**What is required**
Copy out the entries below in full and exactly.

[Stored items from a collection]
• • • • •

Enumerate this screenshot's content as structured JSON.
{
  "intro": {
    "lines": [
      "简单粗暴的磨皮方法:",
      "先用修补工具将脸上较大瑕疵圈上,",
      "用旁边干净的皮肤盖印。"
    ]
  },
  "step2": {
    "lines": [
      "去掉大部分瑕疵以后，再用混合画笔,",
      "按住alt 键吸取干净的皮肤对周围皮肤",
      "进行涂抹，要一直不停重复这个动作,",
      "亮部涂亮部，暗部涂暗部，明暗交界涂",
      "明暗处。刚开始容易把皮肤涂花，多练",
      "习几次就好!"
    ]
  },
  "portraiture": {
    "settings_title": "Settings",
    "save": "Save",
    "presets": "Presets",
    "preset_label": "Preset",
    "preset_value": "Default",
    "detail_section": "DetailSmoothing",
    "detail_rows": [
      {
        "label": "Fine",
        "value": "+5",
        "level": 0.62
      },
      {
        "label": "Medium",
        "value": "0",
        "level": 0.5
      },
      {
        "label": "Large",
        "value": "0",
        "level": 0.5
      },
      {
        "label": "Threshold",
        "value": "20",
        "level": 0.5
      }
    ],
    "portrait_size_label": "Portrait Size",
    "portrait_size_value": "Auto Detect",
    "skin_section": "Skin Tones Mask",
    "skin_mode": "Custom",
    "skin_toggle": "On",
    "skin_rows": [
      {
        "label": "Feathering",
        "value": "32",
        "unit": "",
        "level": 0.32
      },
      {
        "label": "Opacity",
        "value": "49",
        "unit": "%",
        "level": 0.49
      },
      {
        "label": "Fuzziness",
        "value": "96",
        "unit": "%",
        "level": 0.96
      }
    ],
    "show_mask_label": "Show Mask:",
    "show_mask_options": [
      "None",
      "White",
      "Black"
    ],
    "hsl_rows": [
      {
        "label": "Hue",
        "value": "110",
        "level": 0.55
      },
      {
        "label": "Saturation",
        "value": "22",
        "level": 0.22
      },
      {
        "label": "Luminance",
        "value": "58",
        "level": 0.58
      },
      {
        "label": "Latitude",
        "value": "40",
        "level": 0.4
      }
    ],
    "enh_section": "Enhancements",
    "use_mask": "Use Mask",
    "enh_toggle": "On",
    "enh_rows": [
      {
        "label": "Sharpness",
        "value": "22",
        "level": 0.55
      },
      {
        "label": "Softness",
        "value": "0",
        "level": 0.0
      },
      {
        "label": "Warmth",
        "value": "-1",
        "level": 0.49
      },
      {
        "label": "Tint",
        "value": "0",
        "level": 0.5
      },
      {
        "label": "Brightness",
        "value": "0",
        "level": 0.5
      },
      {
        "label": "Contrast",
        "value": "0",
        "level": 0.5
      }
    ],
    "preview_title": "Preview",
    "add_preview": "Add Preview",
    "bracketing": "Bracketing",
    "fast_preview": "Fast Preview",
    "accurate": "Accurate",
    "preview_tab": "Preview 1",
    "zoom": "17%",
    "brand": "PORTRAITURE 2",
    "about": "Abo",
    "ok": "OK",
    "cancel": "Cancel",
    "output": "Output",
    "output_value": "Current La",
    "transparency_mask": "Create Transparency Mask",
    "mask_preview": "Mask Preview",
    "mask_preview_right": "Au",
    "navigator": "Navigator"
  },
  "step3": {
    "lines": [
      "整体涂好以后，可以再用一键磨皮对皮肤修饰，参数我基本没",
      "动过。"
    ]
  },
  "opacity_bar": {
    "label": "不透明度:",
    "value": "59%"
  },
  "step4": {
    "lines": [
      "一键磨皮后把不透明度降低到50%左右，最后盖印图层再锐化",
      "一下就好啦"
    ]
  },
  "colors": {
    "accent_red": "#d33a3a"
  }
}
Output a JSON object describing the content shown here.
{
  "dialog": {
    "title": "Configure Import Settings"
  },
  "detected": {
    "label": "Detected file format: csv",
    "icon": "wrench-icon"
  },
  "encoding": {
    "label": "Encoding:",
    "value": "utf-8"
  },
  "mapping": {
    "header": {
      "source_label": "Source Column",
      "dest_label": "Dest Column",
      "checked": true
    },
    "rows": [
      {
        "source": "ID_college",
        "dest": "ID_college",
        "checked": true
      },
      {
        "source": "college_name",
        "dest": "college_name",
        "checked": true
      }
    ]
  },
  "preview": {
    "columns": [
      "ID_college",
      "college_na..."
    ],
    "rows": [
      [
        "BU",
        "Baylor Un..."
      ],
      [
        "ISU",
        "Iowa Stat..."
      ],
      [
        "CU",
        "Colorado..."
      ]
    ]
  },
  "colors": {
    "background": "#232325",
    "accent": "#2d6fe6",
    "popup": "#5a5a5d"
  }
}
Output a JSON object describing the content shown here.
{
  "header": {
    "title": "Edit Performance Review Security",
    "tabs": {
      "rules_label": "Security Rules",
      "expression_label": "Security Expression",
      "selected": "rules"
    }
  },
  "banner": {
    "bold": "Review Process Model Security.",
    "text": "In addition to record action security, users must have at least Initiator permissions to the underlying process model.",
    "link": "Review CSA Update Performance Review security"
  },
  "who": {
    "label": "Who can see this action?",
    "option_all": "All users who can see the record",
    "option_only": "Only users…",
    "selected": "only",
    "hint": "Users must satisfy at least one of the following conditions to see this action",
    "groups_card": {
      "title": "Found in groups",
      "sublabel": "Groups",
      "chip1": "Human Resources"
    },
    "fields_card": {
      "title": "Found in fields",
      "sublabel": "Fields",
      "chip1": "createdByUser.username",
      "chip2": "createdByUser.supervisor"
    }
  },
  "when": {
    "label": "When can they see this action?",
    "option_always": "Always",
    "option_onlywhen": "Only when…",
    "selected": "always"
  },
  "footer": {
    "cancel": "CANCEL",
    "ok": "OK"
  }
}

• • • • •

**Result of this task**
Enumerate this screenshot's content as structured JSON.
{
  "intro": {
    "lines": [
      "简单粗暴的磨皮方法:",
      "先用修补工具将脸上较大瑕疵圈上,",
      "用旁边干净的皮肤盖印。"
    ]
  },
  "step2": {
    "lines": [
      "去掉大部分瑕疵以后，再用混合画笔,",
      "按住alt 键吸取干净的皮肤对周围皮肤",
      "进行涂抹，要一直不停重复这个动作,",
      "亮部涂亮部，暗部涂暗部，明暗交界涂",
      "明暗处。刚开始容易把皮肤涂花，多练",
      "习几次就好!"
    ]
  },
  "portraiture": {
    "settings_title": "Settings",
    "save": "Save",
    "presets": "Presets",
    "preset_label": "Preset",
    "preset_value": "Default",
    "detail_section": "DetailSmoothing",
    "detail_rows": [
      {
        "label": "Fine",
        "value": "+5",
        "level": 0.62
      },
      {
        "label": "Medium",
        "value": "0",
        "level": 0.5
      },
      {
        "label": "Large",
        "value": "0",
        "level": 0.5
      },
      {
        "label": "Threshold",
        "value": "20",
        "level": 0.5
      }
    ],
    "portrait_size_label": "Portrait Size",
    "portrait_size_value": "Auto Detect",
    "skin_section": "Skin Tones Mask",
    "skin_mode": "Custom",
    "skin_toggle": "On",
    "skin_rows": [
      {
        "label": "Feathering",
        "value": "32",
        "unit": "",
        "level": 0.32
      },
      {
        "label": "Opacity",
        "value": "49",
        "unit": "%",
        "level": 0.49
      },
      {
        "label": "Fuzziness",
        "value": "96",
        "unit": "%",
        "level": 0.96
      }
    ],
    "show_mask_label": "Show Mask:",
    "show_mask_options": [
      "None",
      "White",
      "Black"
    ],
    "hsl_rows": [
      {
        "label": "Hue",
        "value": "110",
        "level": 0.55
      },
      {
        "label": "Saturation",
        "value": "22",
        "level": 0.22
      },
      {
        "label": "Luminance",
        "value": "58",
        "level": 0.58
      },
      {
        "label": "Latitude",
        "value": "40",
        "level": 0.4
      }
    ],
    "enh_section": "Enhancements",
    "use_mask": "Use Mask",
    "enh_toggle": "On",
    "enh_rows": [
      {
        "label": "Sharpness",
        "value": "22",
        "level": 0.55
      },
      {
        "label": "Softness",
        "value": "0",
        "level": 0.0
      },
      {
        "label": "Warmth",
        "value": "-1",
        "level": 0.49
      },
      {
        "label": "Tint",
        "value": "0",
        "level": 0.5
      },
      {
        "label": "Brightness",
        "value": "0",
        "level": 0.5
      },
      {
        "label": "Contrast",
        "value": "0",
        "level": 0.5
      }
    ],
    "preview_title": "Preview",
    "add_preview": "Add Preview",
    "bracketing": "Bracketing",
    "fast_preview": "Fast Preview",
    "accurate": "Accurate",
    "preview_tab": "Preview 1",
    "zoom": "17%",
    "brand": "PORTRAITURE 2",
    "about": "Abo",
    "ok": "OK",
    "cancel": "Cancel",
    "output": "Output",
    "output_value": "Current La",
    "transparency_mask": "Create Transparency Mask",
    "mask_preview": "Mask Preview",
    "mask_preview_right": "Au",
    "navigator": "Navigator"
  },
  "step3": {
    "lines": [
      "整体涂好以后，可以再用一键磨皮对皮肤修饰，参数我基本没",
      "动过。"
    ]
  },
  "opacity_bar": {
    "label": "不透明度:",
    "value": "59%"
  },
  "step4": {
    "lines": [
      "一键磨皮后把不透明度降低到50%左右，最后盖印图层再锐化",
      "一下就好啦"
    ]
  },
  "colors": {
    "accent_red": "#d33a3a"
  }
}
Output a JSON object describing the content shown here.
{
  "dialog": {
    "title": "Configure Import Settings"
  },
  "detected": {
    "label": "Detected file format: csv",
    "icon": "wrench-icon"
  },
  "encoding": {
    "label": "Encoding:",
    "value": "utf-8"
  },
  "mapping": {
    "header": {
      "source_label": "Source Column",
      "dest_label": "Dest Column",
      "checked": true
    },
    "rows": [
      {
        "source": "ID_college",
        "dest": "ID_college",
        "checked": true
      },
      {
        "source": "college_name",
        "dest": "college_name",
        "checked": true
      }
    ]
  },
  "preview": {
    "columns": [
      "ID_college",
      "college_na..."
    ],
    "rows": [
      [
        "BU",
        "Baylor Un..."
      ],
      [
        "ISU",
        "Iowa Stat..."
      ],
      [
        "CU",
        "Colorado..."
      ]
    ]
  },
  "colors": {
    "background": "#232325",
    "accent": "#2d6fe6",
    "popup": "#5a5a5d"
  }
}
Output a JSON object describing the content shown here.
{
  "header": {
    "title": "Edit Performance Review Security",
    "tabs": {
      "rules_label": "Security Rules",
      "expression_label": "Security Expression",
      "selected": "rules"
    }
  },
  "banner": {
    "bold": "Review Process Model Security.",
    "text": "In addition to record action security, users must have at least Initiator permissions to the underlying process model.",
    "link": "Review CSA Update Performance Review security"
  },
  "who": {
    "label": "Who can see this action?",
    "option_all": "All users who can see the record",
    "option_only": "Only users…",
    "selected": "only",
    "hint": "Users must satisfy at least one of the following conditions to see this action",
    "groups_card": {
      "title": "Found in groups",
      "sublabel": "Groups",
      "chip1": "Human Resources"
    },
    "fields_card": {
      "title": "Found in fields",
      "sublabel": "Fields",
      "chip1": "createdByUser.username",
      "chip2": "createdByUser.supervisor"
    }
  },
  "when": {
    "label": "When can they see this action?",
    "option_always": "Always",
    "option_onlywhen": "Only when…",
    "selected": "always"
  },
  "footer": {
    "cancel": "CANCEL",
    "ok": "OK"
  }
}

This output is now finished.